■ **Work to do**:
Wherever the word "Drums" appears in a line, copy that line.

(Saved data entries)
┄┄┄┄┄┄┄┄┄┄┄┄┄┄┄┄┄┄┄┄
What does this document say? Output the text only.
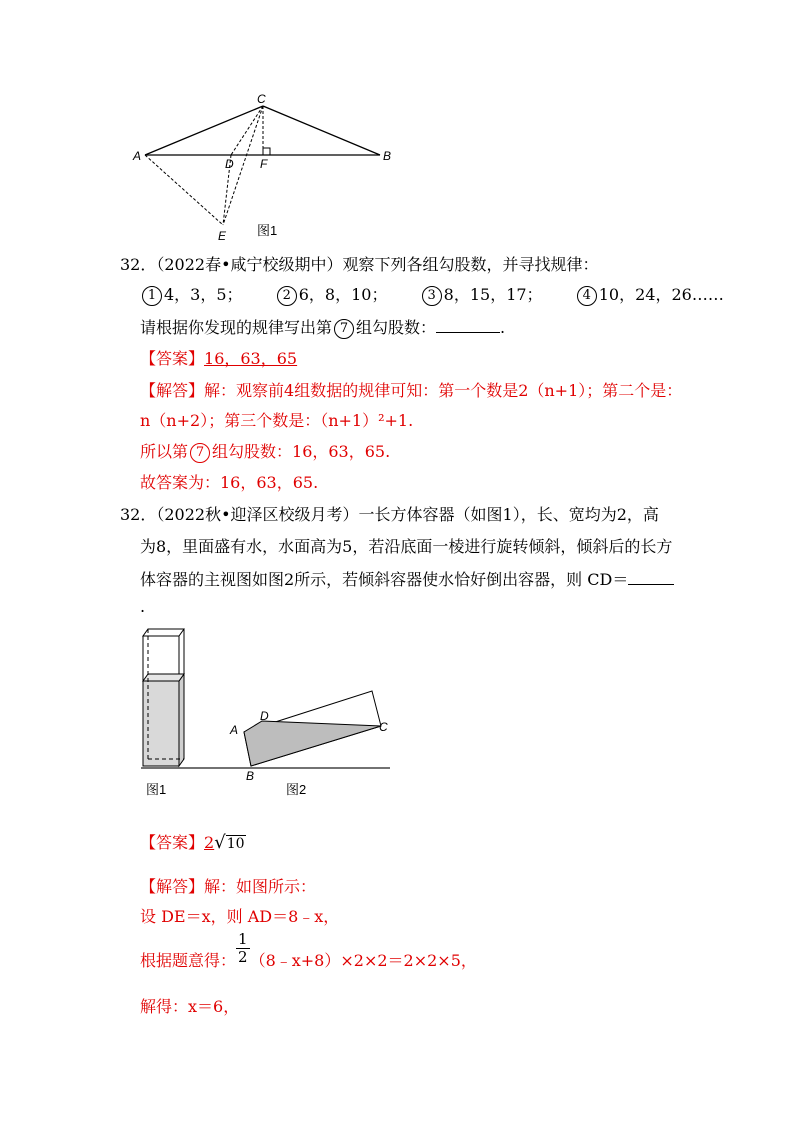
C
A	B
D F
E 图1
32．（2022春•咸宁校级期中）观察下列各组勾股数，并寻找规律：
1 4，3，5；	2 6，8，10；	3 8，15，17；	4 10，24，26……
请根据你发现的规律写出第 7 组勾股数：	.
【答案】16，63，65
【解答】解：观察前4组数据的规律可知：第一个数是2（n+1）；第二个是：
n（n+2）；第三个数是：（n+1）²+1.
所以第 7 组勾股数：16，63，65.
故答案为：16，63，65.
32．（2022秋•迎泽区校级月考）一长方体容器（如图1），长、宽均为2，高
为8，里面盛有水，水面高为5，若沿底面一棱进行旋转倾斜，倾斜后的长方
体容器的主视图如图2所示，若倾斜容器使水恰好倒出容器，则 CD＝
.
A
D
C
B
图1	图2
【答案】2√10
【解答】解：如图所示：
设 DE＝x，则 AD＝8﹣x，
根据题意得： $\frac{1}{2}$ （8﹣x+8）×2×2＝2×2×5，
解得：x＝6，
┄┄┄┄┄┄┄┄┄┄┄┄┄┄┄┄┄┄┄┄
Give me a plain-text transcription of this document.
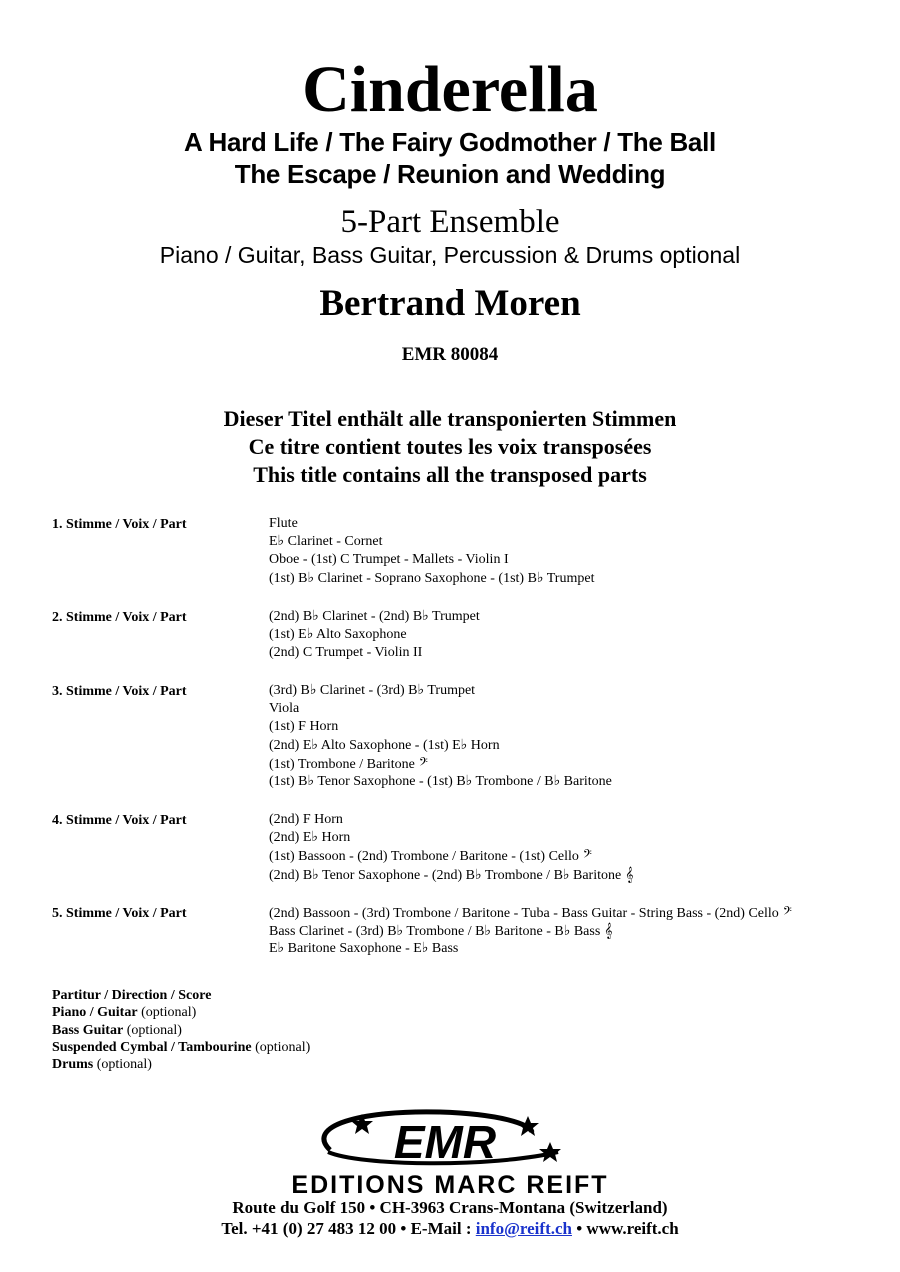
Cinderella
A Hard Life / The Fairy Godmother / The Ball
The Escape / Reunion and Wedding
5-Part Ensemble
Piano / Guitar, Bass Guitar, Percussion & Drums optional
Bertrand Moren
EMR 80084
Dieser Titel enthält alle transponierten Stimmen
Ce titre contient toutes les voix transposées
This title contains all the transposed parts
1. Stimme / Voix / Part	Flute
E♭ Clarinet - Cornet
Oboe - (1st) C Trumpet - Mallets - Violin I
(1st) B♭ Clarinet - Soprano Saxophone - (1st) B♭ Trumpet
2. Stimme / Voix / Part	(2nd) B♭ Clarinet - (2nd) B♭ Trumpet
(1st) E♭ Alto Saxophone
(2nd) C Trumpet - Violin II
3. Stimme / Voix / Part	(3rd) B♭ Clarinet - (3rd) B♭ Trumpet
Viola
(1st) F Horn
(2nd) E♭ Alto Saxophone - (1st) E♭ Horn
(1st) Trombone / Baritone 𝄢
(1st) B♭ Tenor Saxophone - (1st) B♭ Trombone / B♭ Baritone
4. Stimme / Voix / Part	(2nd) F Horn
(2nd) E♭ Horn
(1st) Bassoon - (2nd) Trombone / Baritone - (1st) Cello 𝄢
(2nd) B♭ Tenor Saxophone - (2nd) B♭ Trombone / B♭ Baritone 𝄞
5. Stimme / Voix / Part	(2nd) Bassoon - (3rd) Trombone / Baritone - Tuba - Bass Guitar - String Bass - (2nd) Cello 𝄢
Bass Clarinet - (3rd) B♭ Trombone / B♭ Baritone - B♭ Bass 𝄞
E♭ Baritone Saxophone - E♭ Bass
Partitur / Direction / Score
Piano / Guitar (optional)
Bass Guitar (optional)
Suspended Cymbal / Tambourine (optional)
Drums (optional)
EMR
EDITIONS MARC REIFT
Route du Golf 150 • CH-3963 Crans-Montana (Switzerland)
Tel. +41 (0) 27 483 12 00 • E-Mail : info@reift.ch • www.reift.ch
┄┄┄┄┄┄┄┄┄┄┄┄┄┄┄┄┄┄┄┄
■ **Right answer**:
Piano / Guitar, Bass Guitar, Percussion & Drums optional
Drums (optional)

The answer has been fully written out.